(Data excerpts)
_ _ _ _

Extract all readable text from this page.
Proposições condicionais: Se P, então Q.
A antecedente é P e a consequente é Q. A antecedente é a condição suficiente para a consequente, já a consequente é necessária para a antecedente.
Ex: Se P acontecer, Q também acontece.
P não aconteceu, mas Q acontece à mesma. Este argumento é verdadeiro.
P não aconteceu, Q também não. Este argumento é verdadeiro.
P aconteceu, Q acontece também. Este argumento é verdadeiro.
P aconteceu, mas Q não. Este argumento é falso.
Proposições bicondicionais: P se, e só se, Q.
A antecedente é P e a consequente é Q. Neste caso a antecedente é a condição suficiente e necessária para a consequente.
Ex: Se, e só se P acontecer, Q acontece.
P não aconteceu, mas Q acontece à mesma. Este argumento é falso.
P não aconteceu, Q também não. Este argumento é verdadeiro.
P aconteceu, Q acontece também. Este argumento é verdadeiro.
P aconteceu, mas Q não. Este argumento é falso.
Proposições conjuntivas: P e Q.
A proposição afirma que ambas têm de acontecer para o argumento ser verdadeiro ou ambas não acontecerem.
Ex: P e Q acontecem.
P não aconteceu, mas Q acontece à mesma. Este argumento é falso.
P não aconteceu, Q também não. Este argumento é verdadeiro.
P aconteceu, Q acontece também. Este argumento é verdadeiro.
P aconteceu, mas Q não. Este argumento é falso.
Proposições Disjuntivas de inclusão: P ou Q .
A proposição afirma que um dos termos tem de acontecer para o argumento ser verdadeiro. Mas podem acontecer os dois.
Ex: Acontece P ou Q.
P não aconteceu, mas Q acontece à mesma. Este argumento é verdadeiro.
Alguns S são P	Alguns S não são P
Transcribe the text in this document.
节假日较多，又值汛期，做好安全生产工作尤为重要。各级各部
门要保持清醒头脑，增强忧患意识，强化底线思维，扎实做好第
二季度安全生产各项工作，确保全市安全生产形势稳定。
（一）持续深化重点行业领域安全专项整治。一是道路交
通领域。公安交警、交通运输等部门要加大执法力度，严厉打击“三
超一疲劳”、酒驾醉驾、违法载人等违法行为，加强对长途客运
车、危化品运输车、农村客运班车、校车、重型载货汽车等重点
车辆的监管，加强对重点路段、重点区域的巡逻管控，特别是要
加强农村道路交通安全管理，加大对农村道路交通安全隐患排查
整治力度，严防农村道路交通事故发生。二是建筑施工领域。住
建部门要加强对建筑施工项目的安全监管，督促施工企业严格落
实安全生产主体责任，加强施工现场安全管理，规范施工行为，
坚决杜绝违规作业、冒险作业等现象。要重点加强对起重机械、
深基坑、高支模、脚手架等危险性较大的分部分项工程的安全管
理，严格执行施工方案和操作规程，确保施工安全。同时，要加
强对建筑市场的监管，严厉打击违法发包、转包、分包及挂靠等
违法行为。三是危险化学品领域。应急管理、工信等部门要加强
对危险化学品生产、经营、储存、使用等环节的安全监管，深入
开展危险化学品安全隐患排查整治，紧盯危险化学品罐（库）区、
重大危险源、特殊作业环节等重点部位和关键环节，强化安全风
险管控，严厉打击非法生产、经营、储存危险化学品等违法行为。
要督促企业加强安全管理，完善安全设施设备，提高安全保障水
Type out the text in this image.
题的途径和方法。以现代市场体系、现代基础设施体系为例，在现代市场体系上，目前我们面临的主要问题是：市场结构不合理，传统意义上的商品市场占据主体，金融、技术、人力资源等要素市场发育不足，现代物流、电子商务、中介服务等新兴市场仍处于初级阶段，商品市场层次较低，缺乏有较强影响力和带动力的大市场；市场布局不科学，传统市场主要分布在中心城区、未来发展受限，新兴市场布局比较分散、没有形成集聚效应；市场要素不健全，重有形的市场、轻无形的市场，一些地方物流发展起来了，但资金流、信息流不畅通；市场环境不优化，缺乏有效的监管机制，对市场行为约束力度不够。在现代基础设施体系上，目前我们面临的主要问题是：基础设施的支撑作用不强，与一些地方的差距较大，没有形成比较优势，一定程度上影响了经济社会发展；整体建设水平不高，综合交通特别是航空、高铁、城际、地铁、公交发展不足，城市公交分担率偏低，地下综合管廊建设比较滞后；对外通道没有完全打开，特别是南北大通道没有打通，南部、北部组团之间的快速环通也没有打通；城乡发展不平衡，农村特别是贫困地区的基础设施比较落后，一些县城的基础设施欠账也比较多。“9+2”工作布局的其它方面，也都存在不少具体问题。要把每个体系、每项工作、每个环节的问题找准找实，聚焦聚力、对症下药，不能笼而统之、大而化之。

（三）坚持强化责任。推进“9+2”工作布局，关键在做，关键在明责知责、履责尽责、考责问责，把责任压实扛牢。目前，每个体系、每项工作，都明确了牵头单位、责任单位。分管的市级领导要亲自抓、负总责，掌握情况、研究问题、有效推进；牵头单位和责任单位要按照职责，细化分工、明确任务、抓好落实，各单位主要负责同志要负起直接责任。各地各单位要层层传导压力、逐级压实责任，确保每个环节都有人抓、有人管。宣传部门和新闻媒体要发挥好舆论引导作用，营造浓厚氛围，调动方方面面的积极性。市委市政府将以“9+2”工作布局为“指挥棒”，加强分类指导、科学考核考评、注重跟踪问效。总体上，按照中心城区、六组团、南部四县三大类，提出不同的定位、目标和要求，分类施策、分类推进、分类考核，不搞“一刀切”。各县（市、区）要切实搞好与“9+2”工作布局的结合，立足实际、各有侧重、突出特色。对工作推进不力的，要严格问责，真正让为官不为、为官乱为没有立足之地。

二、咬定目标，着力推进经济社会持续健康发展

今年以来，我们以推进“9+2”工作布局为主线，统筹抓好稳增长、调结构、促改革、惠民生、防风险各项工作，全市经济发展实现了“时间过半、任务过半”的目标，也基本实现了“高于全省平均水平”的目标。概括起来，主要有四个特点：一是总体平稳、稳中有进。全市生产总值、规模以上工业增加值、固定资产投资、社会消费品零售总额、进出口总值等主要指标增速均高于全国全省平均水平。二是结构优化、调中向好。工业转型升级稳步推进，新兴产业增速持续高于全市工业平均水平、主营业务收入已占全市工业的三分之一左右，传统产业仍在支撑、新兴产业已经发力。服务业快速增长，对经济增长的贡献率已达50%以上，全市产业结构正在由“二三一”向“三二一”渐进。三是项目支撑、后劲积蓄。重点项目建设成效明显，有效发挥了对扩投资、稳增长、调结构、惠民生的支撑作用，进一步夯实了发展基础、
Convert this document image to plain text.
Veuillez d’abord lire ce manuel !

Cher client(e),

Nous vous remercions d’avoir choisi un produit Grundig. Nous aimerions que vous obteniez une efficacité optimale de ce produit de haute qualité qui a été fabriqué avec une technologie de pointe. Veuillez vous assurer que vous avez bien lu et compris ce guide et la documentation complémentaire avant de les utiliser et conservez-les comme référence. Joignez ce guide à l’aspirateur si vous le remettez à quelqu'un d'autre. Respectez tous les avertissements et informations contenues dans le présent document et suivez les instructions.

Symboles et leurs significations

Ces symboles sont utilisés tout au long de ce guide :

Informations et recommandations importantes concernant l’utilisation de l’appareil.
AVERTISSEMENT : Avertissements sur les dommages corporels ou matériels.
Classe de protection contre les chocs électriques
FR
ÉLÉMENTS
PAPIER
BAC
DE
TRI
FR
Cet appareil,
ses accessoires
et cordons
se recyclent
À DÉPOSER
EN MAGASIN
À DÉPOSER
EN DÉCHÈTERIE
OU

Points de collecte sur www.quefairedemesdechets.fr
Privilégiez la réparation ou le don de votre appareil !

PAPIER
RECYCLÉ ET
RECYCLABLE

_ _ _ _

Identify each line in the records above containing the word "consequente"; copy those lines.

A antecedente é P e a consequente é Q. A antecedente é a condição suficiente para a consequente, já a consequente é necessária para a antecedente.
A antecedente é P e a consequente é Q. Neste caso a antecedente é a condição suficiente e necessária para a consequente.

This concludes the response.